#### TASK INSTRUCTIONS:
Are you able to quote each entry exactly as written?

****************************************

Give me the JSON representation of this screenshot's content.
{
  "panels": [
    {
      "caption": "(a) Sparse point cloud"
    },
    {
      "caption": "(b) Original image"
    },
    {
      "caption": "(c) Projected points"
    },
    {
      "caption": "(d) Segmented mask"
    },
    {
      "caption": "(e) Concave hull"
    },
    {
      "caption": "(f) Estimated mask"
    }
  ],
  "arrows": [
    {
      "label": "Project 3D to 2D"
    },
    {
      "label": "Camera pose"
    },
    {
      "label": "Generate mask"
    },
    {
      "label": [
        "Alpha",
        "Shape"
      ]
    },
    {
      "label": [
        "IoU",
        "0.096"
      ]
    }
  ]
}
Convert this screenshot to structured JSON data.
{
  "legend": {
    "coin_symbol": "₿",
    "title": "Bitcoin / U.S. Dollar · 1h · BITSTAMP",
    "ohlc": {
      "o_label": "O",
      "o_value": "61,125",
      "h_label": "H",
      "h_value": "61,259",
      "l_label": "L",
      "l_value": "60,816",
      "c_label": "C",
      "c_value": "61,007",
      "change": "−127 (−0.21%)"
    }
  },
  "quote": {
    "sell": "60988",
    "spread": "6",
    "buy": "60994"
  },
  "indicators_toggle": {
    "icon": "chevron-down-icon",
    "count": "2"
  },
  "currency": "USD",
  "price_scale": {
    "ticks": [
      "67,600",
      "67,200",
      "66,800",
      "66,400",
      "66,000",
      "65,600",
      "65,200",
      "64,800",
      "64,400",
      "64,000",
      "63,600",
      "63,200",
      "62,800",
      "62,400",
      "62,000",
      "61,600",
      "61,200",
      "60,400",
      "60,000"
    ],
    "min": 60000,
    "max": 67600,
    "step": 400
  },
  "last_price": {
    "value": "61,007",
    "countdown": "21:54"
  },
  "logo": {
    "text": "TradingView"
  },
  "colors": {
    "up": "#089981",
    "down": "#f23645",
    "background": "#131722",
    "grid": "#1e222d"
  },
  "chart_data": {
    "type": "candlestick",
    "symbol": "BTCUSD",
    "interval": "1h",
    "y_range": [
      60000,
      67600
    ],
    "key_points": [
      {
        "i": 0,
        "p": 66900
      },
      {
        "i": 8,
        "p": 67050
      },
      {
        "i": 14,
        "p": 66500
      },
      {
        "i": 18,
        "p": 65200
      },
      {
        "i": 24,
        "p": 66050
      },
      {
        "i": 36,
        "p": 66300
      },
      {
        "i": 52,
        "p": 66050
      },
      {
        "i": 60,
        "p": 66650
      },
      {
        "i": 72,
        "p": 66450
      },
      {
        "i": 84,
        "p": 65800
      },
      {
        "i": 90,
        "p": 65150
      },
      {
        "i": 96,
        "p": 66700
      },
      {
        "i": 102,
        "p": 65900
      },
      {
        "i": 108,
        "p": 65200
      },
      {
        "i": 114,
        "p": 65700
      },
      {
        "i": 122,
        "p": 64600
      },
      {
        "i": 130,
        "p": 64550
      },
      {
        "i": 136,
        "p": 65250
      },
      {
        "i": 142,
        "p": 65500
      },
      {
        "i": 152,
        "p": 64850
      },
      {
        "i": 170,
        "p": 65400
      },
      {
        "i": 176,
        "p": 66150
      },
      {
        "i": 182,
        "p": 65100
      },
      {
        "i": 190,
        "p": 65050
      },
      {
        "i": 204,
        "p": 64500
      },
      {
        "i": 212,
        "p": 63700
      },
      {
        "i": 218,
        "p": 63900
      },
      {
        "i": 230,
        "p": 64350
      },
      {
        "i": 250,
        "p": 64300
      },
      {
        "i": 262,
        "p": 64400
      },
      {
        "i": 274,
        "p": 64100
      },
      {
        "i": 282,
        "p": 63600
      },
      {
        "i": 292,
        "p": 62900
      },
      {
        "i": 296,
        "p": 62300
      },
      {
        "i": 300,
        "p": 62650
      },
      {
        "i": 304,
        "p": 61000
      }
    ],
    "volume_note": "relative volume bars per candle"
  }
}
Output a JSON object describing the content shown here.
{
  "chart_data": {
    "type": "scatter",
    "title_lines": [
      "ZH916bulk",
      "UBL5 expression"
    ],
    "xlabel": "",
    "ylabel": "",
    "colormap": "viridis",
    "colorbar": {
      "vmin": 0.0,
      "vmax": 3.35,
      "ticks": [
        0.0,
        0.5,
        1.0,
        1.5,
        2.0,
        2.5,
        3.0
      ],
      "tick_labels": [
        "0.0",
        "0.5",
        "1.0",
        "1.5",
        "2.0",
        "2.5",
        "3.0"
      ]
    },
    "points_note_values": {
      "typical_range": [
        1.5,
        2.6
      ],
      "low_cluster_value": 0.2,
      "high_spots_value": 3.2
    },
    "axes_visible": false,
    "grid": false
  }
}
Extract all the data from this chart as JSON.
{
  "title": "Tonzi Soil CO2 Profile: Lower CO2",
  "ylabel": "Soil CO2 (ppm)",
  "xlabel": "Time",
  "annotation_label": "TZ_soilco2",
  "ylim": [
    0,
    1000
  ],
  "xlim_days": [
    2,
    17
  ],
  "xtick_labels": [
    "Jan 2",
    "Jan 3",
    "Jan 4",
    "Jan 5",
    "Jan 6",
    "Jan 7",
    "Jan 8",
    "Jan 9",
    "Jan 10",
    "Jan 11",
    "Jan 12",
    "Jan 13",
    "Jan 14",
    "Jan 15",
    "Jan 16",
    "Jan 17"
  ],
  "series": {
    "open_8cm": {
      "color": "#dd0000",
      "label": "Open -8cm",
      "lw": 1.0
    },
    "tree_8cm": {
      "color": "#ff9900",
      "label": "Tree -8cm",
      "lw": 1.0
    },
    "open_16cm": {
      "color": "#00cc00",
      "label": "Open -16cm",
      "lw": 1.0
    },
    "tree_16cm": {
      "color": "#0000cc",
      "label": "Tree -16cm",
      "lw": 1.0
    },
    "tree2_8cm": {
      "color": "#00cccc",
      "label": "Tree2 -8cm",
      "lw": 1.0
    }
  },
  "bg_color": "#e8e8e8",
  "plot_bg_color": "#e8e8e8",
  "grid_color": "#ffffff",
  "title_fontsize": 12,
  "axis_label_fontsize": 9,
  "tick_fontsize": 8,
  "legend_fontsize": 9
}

****************************************

#### SOLUTION FOR THIS PROBLEM:
Give me the JSON representation of this screenshot's content.
{
  "panels": [
    {
      "caption": "(a) Sparse point cloud"
    },
    {
      "caption": "(b) Original image"
    },
    {
      "caption": "(c) Projected points"
    },
    {
      "caption": "(d) Segmented mask"
    },
    {
      "caption": "(e) Concave hull"
    },
    {
      "caption": "(f) Estimated mask"
    }
  ],
  "arrows": [
    {
      "label": "Project 3D to 2D"
    },
    {
      "label": "Camera pose"
    },
    {
      "label": "Generate mask"
    },
    {
      "label": [
        "Alpha",
        "Shape"
      ]
    },
    {
      "label": [
        "IoU",
        "0.096"
      ]
    }
  ]
}
Convert this screenshot to structured JSON data.
{
  "legend": {
    "coin_symbol": "₿",
    "title": "Bitcoin / U.S. Dollar · 1h · BITSTAMP",
    "ohlc": {
      "o_label": "O",
      "o_value": "61,125",
      "h_label": "H",
      "h_value": "61,259",
      "l_label": "L",
      "l_value": "60,816",
      "c_label": "C",
      "c_value": "61,007",
      "change": "−127 (−0.21%)"
    }
  },
  "quote": {
    "sell": "60988",
    "spread": "6",
    "buy": "60994"
  },
  "indicators_toggle": {
    "icon": "chevron-down-icon",
    "count": "2"
  },
  "currency": "USD",
  "price_scale": {
    "ticks": [
      "67,600",
      "67,200",
      "66,800",
      "66,400",
      "66,000",
      "65,600",
      "65,200",
      "64,800",
      "64,400",
      "64,000",
      "63,600",
      "63,200",
      "62,800",
      "62,400",
      "62,000",
      "61,600",
      "61,200",
      "60,400",
      "60,000"
    ],
    "min": 60000,
    "max": 67600,
    "step": 400
  },
  "last_price": {
    "value": "61,007",
    "countdown": "21:54"
  },
  "logo": {
    "text": "TradingView"
  },
  "colors": {
    "up": "#089981",
    "down": "#f23645",
    "background": "#131722",
    "grid": "#1e222d"
  },
  "chart_data": {
    "type": "candlestick",
    "symbol": "BTCUSD",
    "interval": "1h",
    "y_range": [
      60000,
      67600
    ],
    "key_points": [
      {
        "i": 0,
        "p": 66900
      },
      {
        "i": 8,
        "p": 67050
      },
      {
        "i": 14,
        "p": 66500
      },
      {
        "i": 18,
        "p": 65200
      },
      {
        "i": 24,
        "p": 66050
      },
      {
        "i": 36,
        "p": 66300
      },
      {
        "i": 52,
        "p": 66050
      },
      {
        "i": 60,
        "p": 66650
      },
      {
        "i": 72,
        "p": 66450
      },
      {
        "i": 84,
        "p": 65800
      },
      {
        "i": 90,
        "p": 65150
      },
      {
        "i": 96,
        "p": 66700
      },
      {
        "i": 102,
        "p": 65900
      },
      {
        "i": 108,
        "p": 65200
      },
      {
        "i": 114,
        "p": 65700
      },
      {
        "i": 122,
        "p": 64600
      },
      {
        "i": 130,
        "p": 64550
      },
      {
        "i": 136,
        "p": 65250
      },
      {
        "i": 142,
        "p": 65500
      },
      {
        "i": 152,
        "p": 64850
      },
      {
        "i": 170,
        "p": 65400
      },
      {
        "i": 176,
        "p": 66150
      },
      {
        "i": 182,
        "p": 65100
      },
      {
        "i": 190,
        "p": 65050
      },
      {
        "i": 204,
        "p": 64500
      },
      {
        "i": 212,
        "p": 63700
      },
      {
        "i": 218,
        "p": 63900
      },
      {
        "i": 230,
        "p": 64350
      },
      {
        "i": 250,
        "p": 64300
      },
      {
        "i": 262,
        "p": 64400
      },
      {
        "i": 274,
        "p": 64100
      },
      {
        "i": 282,
        "p": 63600
      },
      {
        "i": 292,
        "p": 62900
      },
      {
        "i": 296,
        "p": 62300
      },
      {
        "i": 300,
        "p": 62650
      },
      {
        "i": 304,
        "p": 61000
      }
    ],
    "volume_note": "relative volume bars per candle"
  }
}
Output a JSON object describing the content shown here.
{
  "chart_data": {
    "type": "scatter",
    "title_lines": [
      "ZH916bulk",
      "UBL5 expression"
    ],
    "xlabel": "",
    "ylabel": "",
    "colormap": "viridis",
    "colorbar": {
      "vmin": 0.0,
      "vmax": 3.35,
      "ticks": [
        0.0,
        0.5,
        1.0,
        1.5,
        2.0,
        2.5,
        3.0
      ],
      "tick_labels": [
        "0.0",
        "0.5",
        "1.0",
        "1.5",
        "2.0",
        "2.5",
        "3.0"
      ]
    },
    "points_note_values": {
      "typical_range": [
        1.5,
        2.6
      ],
      "low_cluster_value": 0.2,
      "high_spots_value": 3.2
    },
    "axes_visible": false,
    "grid": false
  }
}
Extract all the data from this chart as JSON.
{
  "title": "Tonzi Soil CO2 Profile: Lower CO2",
  "ylabel": "Soil CO2 (ppm)",
  "xlabel": "Time",
  "annotation_label": "TZ_soilco2",
  "ylim": [
    0,
    1000
  ],
  "xlim_days": [
    2,
    17
  ],
  "xtick_labels": [
    "Jan 2",
    "Jan 3",
    "Jan 4",
    "Jan 5",
    "Jan 6",
    "Jan 7",
    "Jan 8",
    "Jan 9",
    "Jan 10",
    "Jan 11",
    "Jan 12",
    "Jan 13",
    "Jan 14",
    "Jan 15",
    "Jan 16",
    "Jan 17"
  ],
  "series": {
    "open_8cm": {
      "color": "#dd0000",
      "label": "Open -8cm",
      "lw": 1.0
    },
    "tree_8cm": {
      "color": "#ff9900",
      "label": "Tree -8cm",
      "lw": 1.0
    },
    "open_16cm": {
      "color": "#00cc00",
      "label": "Open -16cm",
      "lw": 1.0
    },
    "tree_16cm": {
      "color": "#0000cc",
      "label": "Tree -16cm",
      "lw": 1.0
    },
    "tree2_8cm": {
      "color": "#00cccc",
      "label": "Tree2 -8cm",
      "lw": 1.0
    }
  },
  "bg_color": "#e8e8e8",
  "plot_bg_color": "#e8e8e8",
  "grid_color": "#ffffff",
  "title_fontsize": 12,
  "axis_label_fontsize": 9,
  "tick_fontsize": 8,
  "legend_fontsize": 9
}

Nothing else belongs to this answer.